(Records from a data collection)
####

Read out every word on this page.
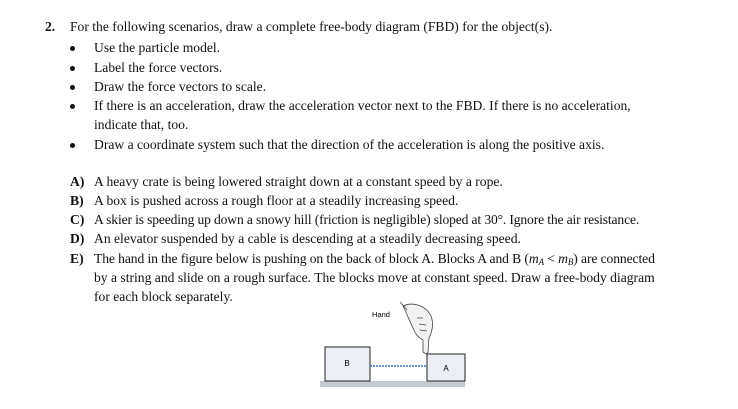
2. For the following scenarios, draw a complete free-body diagram (FBD) for the object(s).
Use the particle model.
Label the force vectors.
Draw the force vectors to scale.
If there is an acceleration, draw the acceleration vector next to the FBD. If there is no acceleration,
indicate that, too.
Draw a coordinate system such that the direction of the acceleration is along the positive axis.
A) A heavy crate is being lowered straight down at a constant speed by a rope.
B) A box is pushed across a rough floor at a steadily increasing speed.
C) A skier is speeding up down a snowy hill (friction is negligible) sloped at 30°. Ignore the air resistance.
D) An elevator suspended by a cable is descending at a steadily decreasing speed.
E) The hand in the figure below is pushing on the back of block A. Blocks A and B $(m_A < m_B)$ are connected
by a string and slide on a rough surface. The blocks move at constant speed. Draw a free-body diagram
for each block separately.
B
A
Hand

####

The task: Strip the images and reproduce the remaining records precisely.

Task response:
Read out every word on this page.
2. For the following scenarios, draw a complete free-body diagram (FBD) for the object(s).
Use the particle model.
Label the force vectors.
Draw the force vectors to scale.
If there is an acceleration, draw the acceleration vector next to the FBD. If there is no acceleration,
indicate that, too.
Draw a coordinate system such that the direction of the acceleration is along the positive axis.
A) A heavy crate is being lowered straight down at a constant speed by a rope.
B) A box is pushed across a rough floor at a steadily increasing speed.
C) A skier is speeding up down a snowy hill (friction is negligible) sloped at 30°. Ignore the air resistance.
D) An elevator suspended by a cable is descending at a steadily decreasing speed.
E) The hand in the figure below is pushing on the back of block A. Blocks A and B $(m_A < m_B)$ are connected
by a string and slide on a rough surface. The blocks move at constant speed. Draw a free-body diagram
for each block separately.
B
A
Hand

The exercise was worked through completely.